| Listed records |

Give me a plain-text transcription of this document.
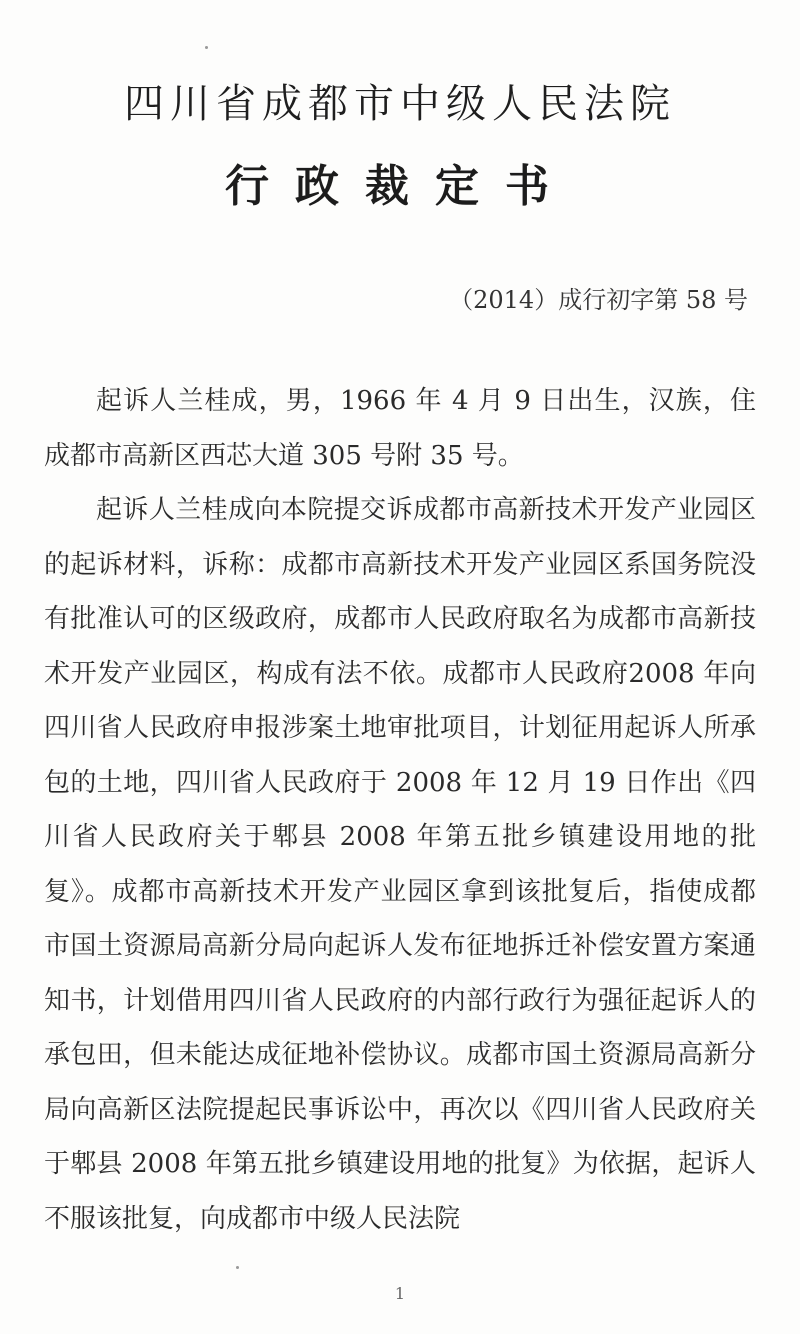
四川省成都市中级人民法院
行政裁定书
（2014）成行初字第 58 号

起诉人兰桂成，男，1966 年 4 月 9 日出生，汉族，住成都市高新区西芯大道 305 号附 35 号。

起诉人兰桂成向本院提交诉成都市高新技术开发产业园区的起诉材料，诉称：成都市高新技术开发产业园区系国务院没有批准认可的区级政府，成都市人民政府取名为成都市高新技术开发产业园区，构成有法不依。成都市人民政府2008 年向四川省人民政府申报涉案土地审批项目，计划征用起诉人所承包的土地，四川省人民政府于 2008 年 12 月 19 日作出《四川省人民政府关于郫县 2008 年第五批乡镇建设用地的批复》。成都市高新技术开发产业园区拿到该批复后，指使成都市国土资源局高新分局向起诉人发布征地拆迁补偿安置方案通知书，计划借用四川省人民政府的内部行政行为强征起诉人的承包田，但未能达成征地补偿协议。成都市国土资源局高新分局向高新区法院提起民事诉讼中，再次以《四川省人民政府关于郫县 2008 年第五批乡镇建设用地的批复》为依据，起诉人不服该批复，向成都市中级人民法院

1
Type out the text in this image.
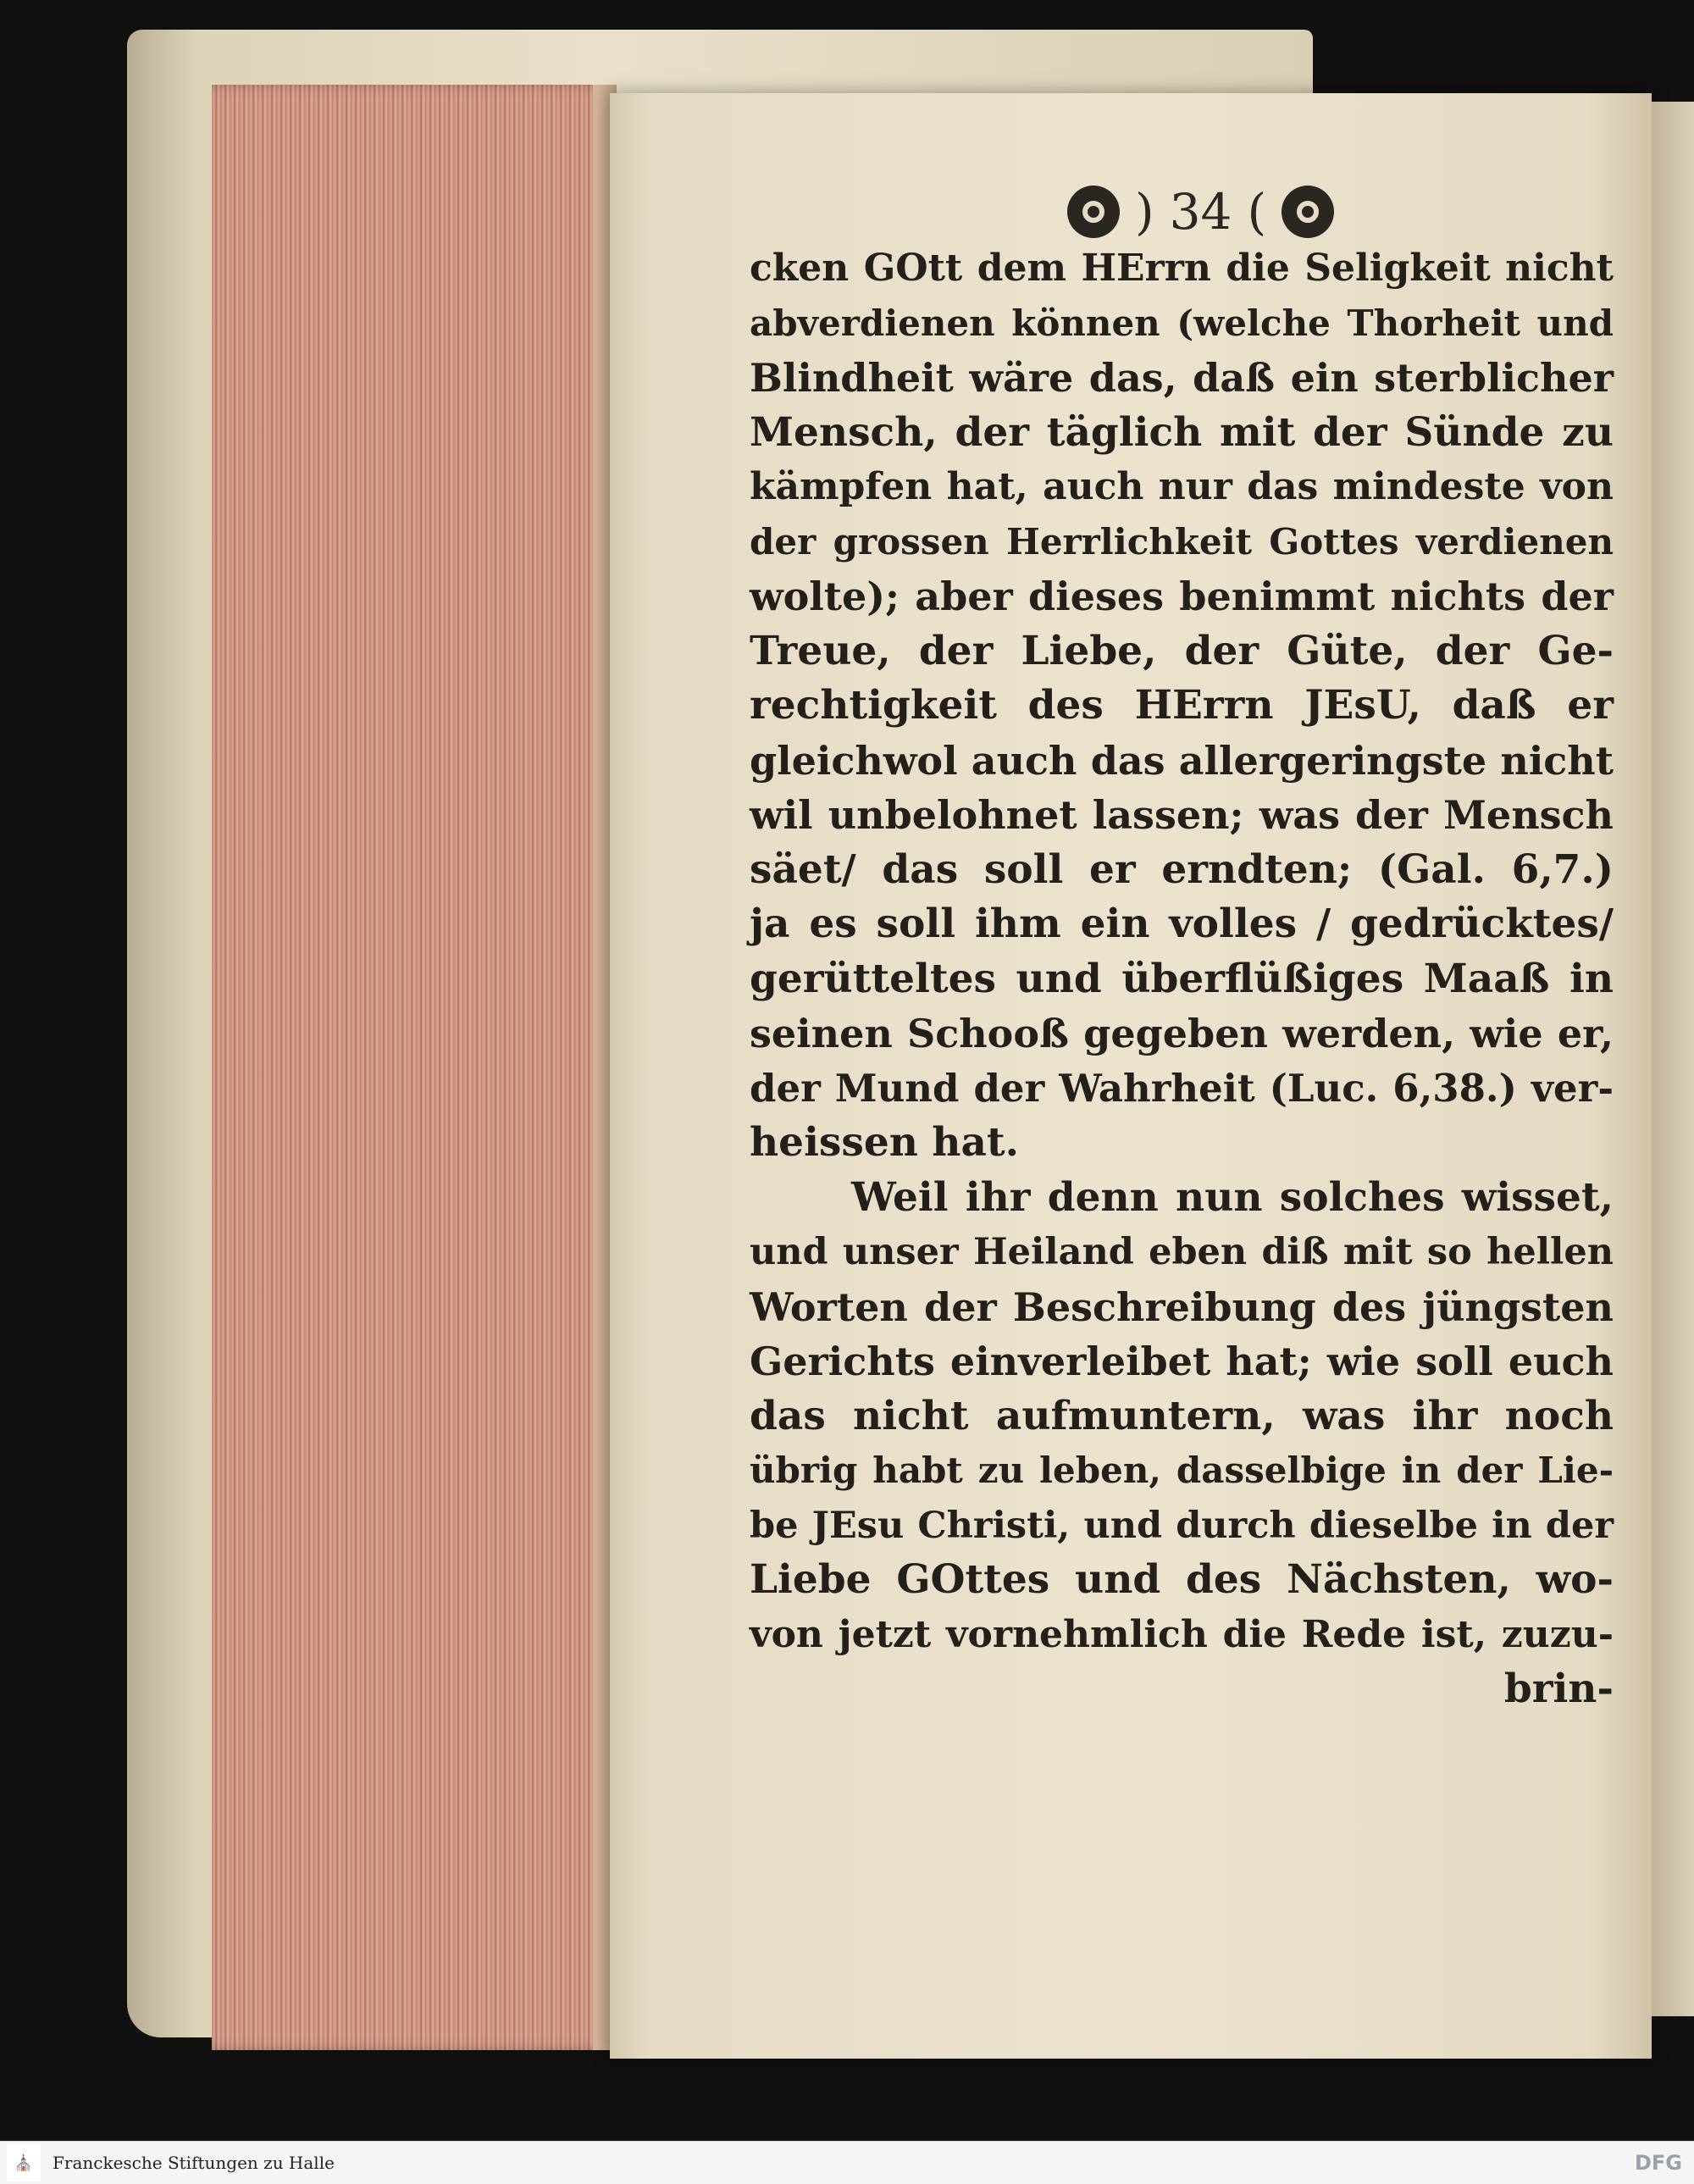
) 34 (
cken GOtt dem HErrn die Seligkeit nicht
abverdienen können (welche Thorheit und
Blindheit wäre das, daß ein sterblicher
Mensch, der täglich mit der Sünde zu
kämpfen hat, auch nur das mindeste von
der grossen Herrlichkeit Gottes verdienen
wolte); aber dieses benimmt nichts der
Treue, der Liebe, der Güte, der Ge-
rechtigkeit des HErrn JEsU, daß er
gleichwol auch das allergeringste nicht
wil unbelohnet lassen; was der Mensch
säet/ das soll er erndten; (Gal. 6,7.)
ja es soll ihm ein volles / gedrücktes/
gerütteltes und überflüßiges Maaß in
seinen Schooß gegeben werden, wie er,
der Mund der Wahrheit (Luc. 6,38.) ver-
heissen hat.
Weil ihr denn nun solches wisset,
und unser Heiland eben diß mit so hellen
Worten der Beschreibung des jüngsten
Gerichts einverleibet hat; wie soll euch
das nicht aufmuntern, was ihr noch
übrig habt zu leben, dasselbige in der Lie-
be JEsu Christi, und durch dieselbe in der
Liebe GOttes und des Nächsten, wo-
von jetzt vornehmlich die Rede ist, zuzu-
brin-
⛪	Franckesche Stiftungen zu Halle	DFG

| What is required |
Say, as a bare number, how many lines in the entries above include the string "HErrn".

| Response to this exercise |
2